EXERCISE AIM - Find each line with the word "continued" and copy it.

━━━━━━━━━━━━━━━━━━━━

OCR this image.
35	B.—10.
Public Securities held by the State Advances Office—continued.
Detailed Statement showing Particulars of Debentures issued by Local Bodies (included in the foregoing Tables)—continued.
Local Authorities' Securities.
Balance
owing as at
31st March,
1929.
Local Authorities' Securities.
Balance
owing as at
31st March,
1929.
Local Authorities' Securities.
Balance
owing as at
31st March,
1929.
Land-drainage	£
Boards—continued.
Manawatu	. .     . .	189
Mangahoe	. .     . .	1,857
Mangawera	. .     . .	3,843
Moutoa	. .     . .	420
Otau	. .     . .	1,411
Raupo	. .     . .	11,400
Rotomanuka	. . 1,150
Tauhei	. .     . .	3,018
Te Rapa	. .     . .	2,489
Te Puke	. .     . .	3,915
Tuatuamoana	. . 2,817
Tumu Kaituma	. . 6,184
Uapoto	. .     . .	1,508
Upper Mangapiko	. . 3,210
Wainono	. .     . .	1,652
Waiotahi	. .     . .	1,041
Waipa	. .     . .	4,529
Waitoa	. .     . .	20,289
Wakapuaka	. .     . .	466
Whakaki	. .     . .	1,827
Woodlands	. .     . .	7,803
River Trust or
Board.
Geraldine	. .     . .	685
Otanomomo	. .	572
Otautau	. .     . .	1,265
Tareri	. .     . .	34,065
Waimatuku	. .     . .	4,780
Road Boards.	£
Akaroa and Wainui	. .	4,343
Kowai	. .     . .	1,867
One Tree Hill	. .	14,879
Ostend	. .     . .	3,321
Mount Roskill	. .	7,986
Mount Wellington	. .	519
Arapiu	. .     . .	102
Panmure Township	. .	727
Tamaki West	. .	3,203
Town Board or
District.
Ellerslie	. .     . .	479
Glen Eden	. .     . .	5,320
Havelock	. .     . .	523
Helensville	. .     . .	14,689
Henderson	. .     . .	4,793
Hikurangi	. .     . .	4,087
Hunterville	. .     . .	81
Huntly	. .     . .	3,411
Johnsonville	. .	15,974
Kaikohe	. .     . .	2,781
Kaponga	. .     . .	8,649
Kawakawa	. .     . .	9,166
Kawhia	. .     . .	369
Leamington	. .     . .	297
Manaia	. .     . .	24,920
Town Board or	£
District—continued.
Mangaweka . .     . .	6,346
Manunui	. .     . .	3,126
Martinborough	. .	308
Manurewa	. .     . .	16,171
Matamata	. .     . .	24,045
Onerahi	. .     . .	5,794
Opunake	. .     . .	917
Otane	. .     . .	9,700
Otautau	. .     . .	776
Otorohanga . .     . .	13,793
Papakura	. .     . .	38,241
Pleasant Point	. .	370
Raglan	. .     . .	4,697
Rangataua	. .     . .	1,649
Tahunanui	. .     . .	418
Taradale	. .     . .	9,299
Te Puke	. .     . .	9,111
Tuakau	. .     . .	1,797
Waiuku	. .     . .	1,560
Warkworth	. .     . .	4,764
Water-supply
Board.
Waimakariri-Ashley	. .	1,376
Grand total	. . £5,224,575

━━━━━━━━━━━━━━━━━━━━

RESULT -
Public Securities held by the State Advances Office—continued.
Detailed Statement showing Particulars of Debentures issued by Local Bodies (included in the foregoing Tables)—continued.
Boards—continued.
District—continued.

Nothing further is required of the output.